#### Records from a collection:

◆ ◆ ◆

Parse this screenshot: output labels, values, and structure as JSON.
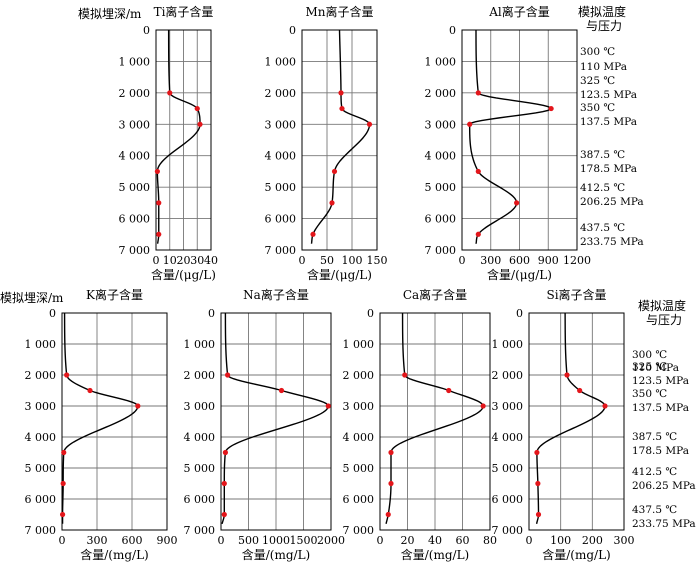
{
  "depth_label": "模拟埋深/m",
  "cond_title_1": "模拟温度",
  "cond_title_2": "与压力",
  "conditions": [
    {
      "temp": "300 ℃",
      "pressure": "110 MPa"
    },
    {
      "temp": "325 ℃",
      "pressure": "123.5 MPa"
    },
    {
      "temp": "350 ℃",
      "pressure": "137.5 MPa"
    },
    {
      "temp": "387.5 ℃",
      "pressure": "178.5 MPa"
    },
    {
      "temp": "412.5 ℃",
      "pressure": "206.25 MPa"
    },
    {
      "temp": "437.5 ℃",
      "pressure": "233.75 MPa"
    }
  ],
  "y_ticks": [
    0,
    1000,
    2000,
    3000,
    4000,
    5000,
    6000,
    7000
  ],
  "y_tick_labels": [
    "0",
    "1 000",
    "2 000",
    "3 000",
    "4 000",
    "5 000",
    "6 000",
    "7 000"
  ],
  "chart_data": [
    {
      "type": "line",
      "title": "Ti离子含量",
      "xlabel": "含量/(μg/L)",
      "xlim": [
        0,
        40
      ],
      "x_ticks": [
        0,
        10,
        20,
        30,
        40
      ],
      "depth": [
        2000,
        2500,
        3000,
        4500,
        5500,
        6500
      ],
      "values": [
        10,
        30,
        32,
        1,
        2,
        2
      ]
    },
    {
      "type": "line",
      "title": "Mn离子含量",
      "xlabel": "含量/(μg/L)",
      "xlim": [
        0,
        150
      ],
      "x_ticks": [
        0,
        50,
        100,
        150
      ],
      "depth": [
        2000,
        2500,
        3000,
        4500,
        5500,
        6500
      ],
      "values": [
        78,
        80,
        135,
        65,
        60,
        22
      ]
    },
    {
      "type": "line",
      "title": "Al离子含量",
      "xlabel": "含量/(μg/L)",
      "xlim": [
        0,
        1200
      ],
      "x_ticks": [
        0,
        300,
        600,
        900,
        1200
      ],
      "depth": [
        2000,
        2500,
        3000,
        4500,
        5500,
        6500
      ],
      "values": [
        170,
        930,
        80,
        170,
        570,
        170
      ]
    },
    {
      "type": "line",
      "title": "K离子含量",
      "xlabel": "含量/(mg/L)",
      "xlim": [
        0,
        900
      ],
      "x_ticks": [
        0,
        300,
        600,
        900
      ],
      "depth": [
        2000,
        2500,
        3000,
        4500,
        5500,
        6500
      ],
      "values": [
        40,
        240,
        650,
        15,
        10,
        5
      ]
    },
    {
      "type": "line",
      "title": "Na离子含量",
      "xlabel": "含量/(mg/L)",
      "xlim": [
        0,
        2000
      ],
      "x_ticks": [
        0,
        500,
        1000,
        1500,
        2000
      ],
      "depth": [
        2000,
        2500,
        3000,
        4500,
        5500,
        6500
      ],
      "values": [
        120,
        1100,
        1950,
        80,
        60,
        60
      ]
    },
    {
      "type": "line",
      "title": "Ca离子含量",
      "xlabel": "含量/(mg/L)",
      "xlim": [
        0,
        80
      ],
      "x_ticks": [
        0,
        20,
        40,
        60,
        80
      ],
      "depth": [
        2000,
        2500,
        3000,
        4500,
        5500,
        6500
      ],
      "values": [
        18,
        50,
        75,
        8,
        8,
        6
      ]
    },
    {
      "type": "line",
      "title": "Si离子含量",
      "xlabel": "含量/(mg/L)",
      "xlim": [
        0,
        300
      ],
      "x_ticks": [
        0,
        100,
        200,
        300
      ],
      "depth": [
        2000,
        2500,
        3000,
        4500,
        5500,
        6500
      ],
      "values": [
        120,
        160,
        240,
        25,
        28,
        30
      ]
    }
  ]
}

◆ ◆ ◆

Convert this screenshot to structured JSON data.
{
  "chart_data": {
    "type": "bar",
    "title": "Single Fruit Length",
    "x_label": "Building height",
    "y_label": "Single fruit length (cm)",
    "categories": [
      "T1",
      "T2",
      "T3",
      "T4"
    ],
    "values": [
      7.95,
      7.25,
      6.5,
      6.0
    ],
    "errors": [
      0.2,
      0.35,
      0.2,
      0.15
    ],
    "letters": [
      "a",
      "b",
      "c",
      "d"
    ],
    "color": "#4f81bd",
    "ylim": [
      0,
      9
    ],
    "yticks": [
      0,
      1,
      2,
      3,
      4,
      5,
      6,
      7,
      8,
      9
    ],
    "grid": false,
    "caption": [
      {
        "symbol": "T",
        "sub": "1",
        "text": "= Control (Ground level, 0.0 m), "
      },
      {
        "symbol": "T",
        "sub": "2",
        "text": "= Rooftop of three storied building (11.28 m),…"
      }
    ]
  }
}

◆ ◆ ◆

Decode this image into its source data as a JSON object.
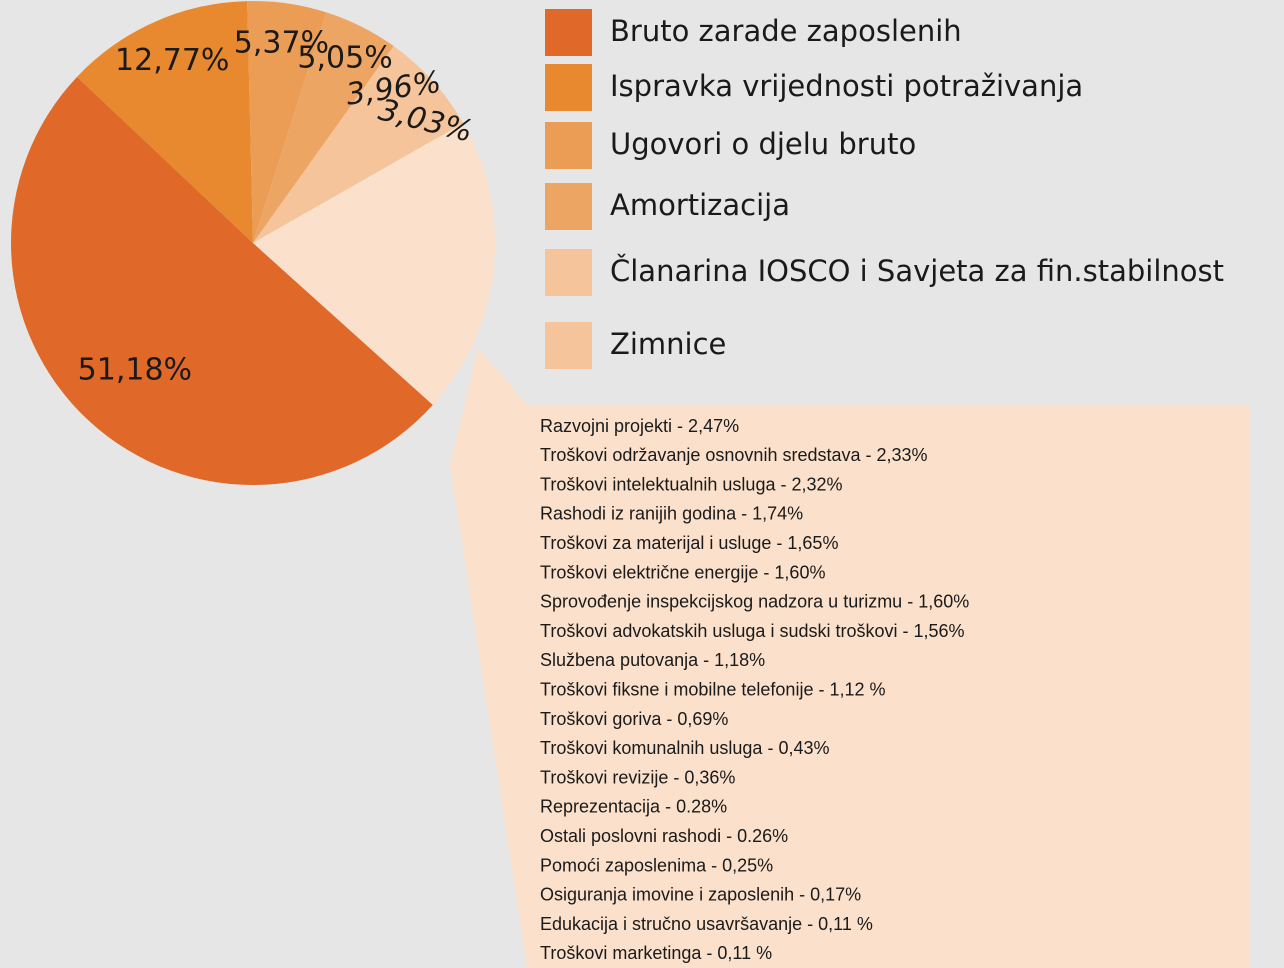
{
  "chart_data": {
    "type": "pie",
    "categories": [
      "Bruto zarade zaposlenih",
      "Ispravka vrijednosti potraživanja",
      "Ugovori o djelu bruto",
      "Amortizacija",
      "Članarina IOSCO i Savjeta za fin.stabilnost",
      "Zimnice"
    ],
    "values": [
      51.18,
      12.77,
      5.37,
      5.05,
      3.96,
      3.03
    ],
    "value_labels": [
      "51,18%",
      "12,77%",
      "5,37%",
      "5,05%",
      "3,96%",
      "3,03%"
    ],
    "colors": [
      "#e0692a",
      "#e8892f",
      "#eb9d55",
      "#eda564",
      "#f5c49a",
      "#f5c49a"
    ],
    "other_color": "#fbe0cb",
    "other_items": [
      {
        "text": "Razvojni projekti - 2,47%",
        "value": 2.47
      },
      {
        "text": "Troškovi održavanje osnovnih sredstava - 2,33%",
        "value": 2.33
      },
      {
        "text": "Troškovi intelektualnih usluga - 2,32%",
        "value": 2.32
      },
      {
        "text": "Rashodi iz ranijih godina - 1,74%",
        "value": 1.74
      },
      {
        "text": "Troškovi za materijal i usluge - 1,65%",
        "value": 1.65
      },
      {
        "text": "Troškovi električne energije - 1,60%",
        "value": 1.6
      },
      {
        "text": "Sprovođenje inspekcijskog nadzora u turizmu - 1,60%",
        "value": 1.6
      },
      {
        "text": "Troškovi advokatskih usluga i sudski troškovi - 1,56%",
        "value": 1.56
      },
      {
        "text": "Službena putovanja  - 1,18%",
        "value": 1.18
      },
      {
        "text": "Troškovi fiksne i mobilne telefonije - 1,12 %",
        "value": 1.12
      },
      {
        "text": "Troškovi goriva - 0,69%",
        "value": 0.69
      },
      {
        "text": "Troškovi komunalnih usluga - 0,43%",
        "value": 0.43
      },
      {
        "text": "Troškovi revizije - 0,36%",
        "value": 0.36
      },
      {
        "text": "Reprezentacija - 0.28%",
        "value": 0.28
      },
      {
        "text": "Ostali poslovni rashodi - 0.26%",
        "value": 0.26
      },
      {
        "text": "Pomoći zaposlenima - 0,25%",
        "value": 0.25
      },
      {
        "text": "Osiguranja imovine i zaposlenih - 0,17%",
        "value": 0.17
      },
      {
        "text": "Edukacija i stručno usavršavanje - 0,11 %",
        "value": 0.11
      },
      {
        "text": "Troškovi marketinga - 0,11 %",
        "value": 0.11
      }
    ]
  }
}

◆ ◆ ◆

#### To be done:
Count the lines of the data that contain the string "temp", and reply with that number alone.

#### Task result:
6